[Dataset excerpt]
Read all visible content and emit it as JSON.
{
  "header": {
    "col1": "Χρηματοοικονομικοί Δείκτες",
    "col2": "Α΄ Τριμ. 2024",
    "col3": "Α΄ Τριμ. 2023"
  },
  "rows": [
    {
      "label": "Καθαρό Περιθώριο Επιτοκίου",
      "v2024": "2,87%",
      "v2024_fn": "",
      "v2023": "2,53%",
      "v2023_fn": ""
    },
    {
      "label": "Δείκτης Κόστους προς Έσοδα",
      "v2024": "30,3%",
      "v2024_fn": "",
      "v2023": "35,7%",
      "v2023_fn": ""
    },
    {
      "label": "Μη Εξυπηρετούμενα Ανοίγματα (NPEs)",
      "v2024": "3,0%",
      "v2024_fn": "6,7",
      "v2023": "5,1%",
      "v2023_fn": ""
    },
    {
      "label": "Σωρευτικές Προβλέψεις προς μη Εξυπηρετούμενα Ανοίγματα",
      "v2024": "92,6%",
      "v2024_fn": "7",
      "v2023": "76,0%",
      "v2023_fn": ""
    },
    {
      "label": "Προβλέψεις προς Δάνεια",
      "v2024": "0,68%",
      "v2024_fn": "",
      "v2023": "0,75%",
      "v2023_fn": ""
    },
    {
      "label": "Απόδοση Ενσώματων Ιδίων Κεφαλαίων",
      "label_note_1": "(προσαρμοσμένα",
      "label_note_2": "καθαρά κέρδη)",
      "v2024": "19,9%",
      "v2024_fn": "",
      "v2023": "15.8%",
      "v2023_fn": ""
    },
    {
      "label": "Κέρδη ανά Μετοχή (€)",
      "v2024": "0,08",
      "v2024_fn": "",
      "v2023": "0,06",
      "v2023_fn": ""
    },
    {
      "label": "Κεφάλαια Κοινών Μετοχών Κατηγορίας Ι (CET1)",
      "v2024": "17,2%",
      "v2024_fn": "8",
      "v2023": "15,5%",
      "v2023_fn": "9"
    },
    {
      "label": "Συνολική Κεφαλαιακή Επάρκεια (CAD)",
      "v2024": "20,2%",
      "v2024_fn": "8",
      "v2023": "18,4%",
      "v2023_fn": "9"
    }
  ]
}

Short problem ::
Could you quote the material above in full, exactly as it stands?

Solution for this exercise ::
Read all visible content and emit it as JSON.
{
  "header": {
    "col1": "Χρηματοοικονομικοί Δείκτες",
    "col2": "Α΄ Τριμ. 2024",
    "col3": "Α΄ Τριμ. 2023"
  },
  "rows": [
    {
      "label": "Καθαρό Περιθώριο Επιτοκίου",
      "v2024": "2,87%",
      "v2024_fn": "",
      "v2023": "2,53%",
      "v2023_fn": ""
    },
    {
      "label": "Δείκτης Κόστους προς Έσοδα",
      "v2024": "30,3%",
      "v2024_fn": "",
      "v2023": "35,7%",
      "v2023_fn": ""
    },
    {
      "label": "Μη Εξυπηρετούμενα Ανοίγματα (NPEs)",
      "v2024": "3,0%",
      "v2024_fn": "6,7",
      "v2023": "5,1%",
      "v2023_fn": ""
    },
    {
      "label": "Σωρευτικές Προβλέψεις προς μη Εξυπηρετούμενα Ανοίγματα",
      "v2024": "92,6%",
      "v2024_fn": "7",
      "v2023": "76,0%",
      "v2023_fn": ""
    },
    {
      "label": "Προβλέψεις προς Δάνεια",
      "v2024": "0,68%",
      "v2024_fn": "",
      "v2023": "0,75%",
      "v2023_fn": ""
    },
    {
      "label": "Απόδοση Ενσώματων Ιδίων Κεφαλαίων",
      "label_note_1": "(προσαρμοσμένα",
      "label_note_2": "καθαρά κέρδη)",
      "v2024": "19,9%",
      "v2024_fn": "",
      "v2023": "15.8%",
      "v2023_fn": ""
    },
    {
      "label": "Κέρδη ανά Μετοχή (€)",
      "v2024": "0,08",
      "v2024_fn": "",
      "v2023": "0,06",
      "v2023_fn": ""
    },
    {
      "label": "Κεφάλαια Κοινών Μετοχών Κατηγορίας Ι (CET1)",
      "v2024": "17,2%",
      "v2024_fn": "8",
      "v2023": "15,5%",
      "v2023_fn": "9"
    },
    {
      "label": "Συνολική Κεφαλαιακή Επάρκεια (CAD)",
      "v2024": "20,2%",
      "v2024_fn": "8",
      "v2023": "18,4%",
      "v2023_fn": "9"
    }
  ]
}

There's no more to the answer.